# start of Data shown

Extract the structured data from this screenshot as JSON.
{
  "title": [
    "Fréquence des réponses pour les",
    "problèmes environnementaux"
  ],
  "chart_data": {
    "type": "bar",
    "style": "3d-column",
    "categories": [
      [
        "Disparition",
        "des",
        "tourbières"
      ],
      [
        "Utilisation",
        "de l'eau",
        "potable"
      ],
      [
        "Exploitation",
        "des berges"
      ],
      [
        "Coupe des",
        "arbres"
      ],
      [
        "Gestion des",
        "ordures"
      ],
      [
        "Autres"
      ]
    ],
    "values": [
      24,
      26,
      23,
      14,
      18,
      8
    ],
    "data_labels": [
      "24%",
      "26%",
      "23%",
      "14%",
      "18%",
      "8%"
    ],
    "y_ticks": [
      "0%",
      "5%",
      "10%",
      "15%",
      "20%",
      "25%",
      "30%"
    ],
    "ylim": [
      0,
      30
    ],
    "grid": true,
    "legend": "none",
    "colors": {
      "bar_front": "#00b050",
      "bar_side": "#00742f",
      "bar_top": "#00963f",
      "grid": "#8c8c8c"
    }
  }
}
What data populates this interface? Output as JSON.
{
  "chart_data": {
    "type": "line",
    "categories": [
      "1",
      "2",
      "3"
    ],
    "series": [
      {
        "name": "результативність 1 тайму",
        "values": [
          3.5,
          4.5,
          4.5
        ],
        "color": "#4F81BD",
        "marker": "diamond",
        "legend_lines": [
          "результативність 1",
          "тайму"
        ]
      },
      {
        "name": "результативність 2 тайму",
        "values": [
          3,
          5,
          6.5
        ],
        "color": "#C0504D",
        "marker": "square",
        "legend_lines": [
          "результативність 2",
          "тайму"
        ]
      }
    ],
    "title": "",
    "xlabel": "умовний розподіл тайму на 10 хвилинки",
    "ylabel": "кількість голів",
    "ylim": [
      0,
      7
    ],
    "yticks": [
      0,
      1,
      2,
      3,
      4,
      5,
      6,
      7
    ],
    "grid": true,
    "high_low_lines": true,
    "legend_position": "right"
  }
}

# end of Data shown

**Instruction**
Extract the data exactly as given.

**Exercise answer**
Extract the structured data from this screenshot as JSON.
{
  "title": [
    "Fréquence des réponses pour les",
    "problèmes environnementaux"
  ],
  "chart_data": {
    "type": "bar",
    "style": "3d-column",
    "categories": [
      [
        "Disparition",
        "des",
        "tourbières"
      ],
      [
        "Utilisation",
        "de l'eau",
        "potable"
      ],
      [
        "Exploitation",
        "des berges"
      ],
      [
        "Coupe des",
        "arbres"
      ],
      [
        "Gestion des",
        "ordures"
      ],
      [
        "Autres"
      ]
    ],
    "values": [
      24,
      26,
      23,
      14,
      18,
      8
    ],
    "data_labels": [
      "24%",
      "26%",
      "23%",
      "14%",
      "18%",
      "8%"
    ],
    "y_ticks": [
      "0%",
      "5%",
      "10%",
      "15%",
      "20%",
      "25%",
      "30%"
    ],
    "ylim": [
      0,
      30
    ],
    "grid": true,
    "legend": "none",
    "colors": {
      "bar_front": "#00b050",
      "bar_side": "#00742f",
      "bar_top": "#00963f",
      "grid": "#8c8c8c"
    }
  }
}
What data populates this interface? Output as JSON.
{
  "chart_data": {
    "type": "line",
    "categories": [
      "1",
      "2",
      "3"
    ],
    "series": [
      {
        "name": "результативність 1 тайму",
        "values": [
          3.5,
          4.5,
          4.5
        ],
        "color": "#4F81BD",
        "marker": "diamond",
        "legend_lines": [
          "результативність 1",
          "тайму"
        ]
      },
      {
        "name": "результативність 2 тайму",
        "values": [
          3,
          5,
          6.5
        ],
        "color": "#C0504D",
        "marker": "square",
        "legend_lines": [
          "результативність 2",
          "тайму"
        ]
      }
    ],
    "title": "",
    "xlabel": "умовний розподіл тайму на 10 хвилинки",
    "ylabel": "кількість голів",
    "ylim": [
      0,
      7
    ],
    "yticks": [
      0,
      1,
      2,
      3,
      4,
      5,
      6,
      7
    ],
    "grid": true,
    "high_low_lines": true,
    "legend_position": "right"
  }
}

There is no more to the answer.